- AIM -
Tally every line of the listing where the string "Artist" is found, and state the total alone.

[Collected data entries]
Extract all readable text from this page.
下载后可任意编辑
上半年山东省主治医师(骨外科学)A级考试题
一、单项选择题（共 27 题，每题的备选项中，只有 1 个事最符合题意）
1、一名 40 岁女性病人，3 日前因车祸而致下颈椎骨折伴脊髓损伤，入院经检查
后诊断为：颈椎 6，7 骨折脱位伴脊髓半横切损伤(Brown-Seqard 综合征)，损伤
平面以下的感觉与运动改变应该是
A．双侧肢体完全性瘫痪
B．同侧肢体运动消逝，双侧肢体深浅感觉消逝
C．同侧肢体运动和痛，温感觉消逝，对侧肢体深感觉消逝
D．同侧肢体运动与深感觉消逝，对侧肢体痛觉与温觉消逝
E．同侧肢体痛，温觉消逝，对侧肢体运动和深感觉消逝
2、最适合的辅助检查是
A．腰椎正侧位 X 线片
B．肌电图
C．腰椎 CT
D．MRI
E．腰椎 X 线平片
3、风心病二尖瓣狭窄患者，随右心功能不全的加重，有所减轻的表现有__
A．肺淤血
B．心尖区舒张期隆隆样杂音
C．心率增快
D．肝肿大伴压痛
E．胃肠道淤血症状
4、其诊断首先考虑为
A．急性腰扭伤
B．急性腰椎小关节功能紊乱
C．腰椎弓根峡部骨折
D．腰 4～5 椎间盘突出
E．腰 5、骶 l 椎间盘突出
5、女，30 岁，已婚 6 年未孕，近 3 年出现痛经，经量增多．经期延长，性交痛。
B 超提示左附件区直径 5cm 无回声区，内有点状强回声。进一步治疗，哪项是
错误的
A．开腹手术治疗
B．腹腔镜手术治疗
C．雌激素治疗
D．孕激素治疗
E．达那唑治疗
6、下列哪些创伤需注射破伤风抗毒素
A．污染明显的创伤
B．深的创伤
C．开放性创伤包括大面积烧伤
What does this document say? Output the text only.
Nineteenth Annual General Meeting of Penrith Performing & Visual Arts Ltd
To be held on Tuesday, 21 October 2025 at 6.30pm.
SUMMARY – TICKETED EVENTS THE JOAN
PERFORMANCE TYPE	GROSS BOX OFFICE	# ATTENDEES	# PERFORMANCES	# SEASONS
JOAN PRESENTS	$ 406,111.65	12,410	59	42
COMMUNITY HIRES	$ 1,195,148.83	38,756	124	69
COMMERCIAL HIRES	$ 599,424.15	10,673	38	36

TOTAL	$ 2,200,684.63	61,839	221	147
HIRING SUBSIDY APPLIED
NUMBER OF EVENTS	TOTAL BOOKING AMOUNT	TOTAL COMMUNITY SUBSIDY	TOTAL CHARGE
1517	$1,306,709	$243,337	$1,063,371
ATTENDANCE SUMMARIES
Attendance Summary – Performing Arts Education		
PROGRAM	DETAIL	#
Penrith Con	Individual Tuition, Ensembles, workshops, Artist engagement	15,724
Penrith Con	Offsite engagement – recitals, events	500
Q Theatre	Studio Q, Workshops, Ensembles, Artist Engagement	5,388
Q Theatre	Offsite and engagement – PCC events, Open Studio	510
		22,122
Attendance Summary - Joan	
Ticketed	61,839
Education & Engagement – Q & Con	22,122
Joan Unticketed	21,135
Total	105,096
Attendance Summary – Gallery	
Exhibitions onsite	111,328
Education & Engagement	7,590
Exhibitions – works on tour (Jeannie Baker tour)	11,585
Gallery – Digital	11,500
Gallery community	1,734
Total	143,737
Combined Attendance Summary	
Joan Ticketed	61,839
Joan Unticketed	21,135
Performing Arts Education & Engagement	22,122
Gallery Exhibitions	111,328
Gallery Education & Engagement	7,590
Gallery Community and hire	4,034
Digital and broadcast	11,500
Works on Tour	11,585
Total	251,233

- RESULT OF THE TASK -
2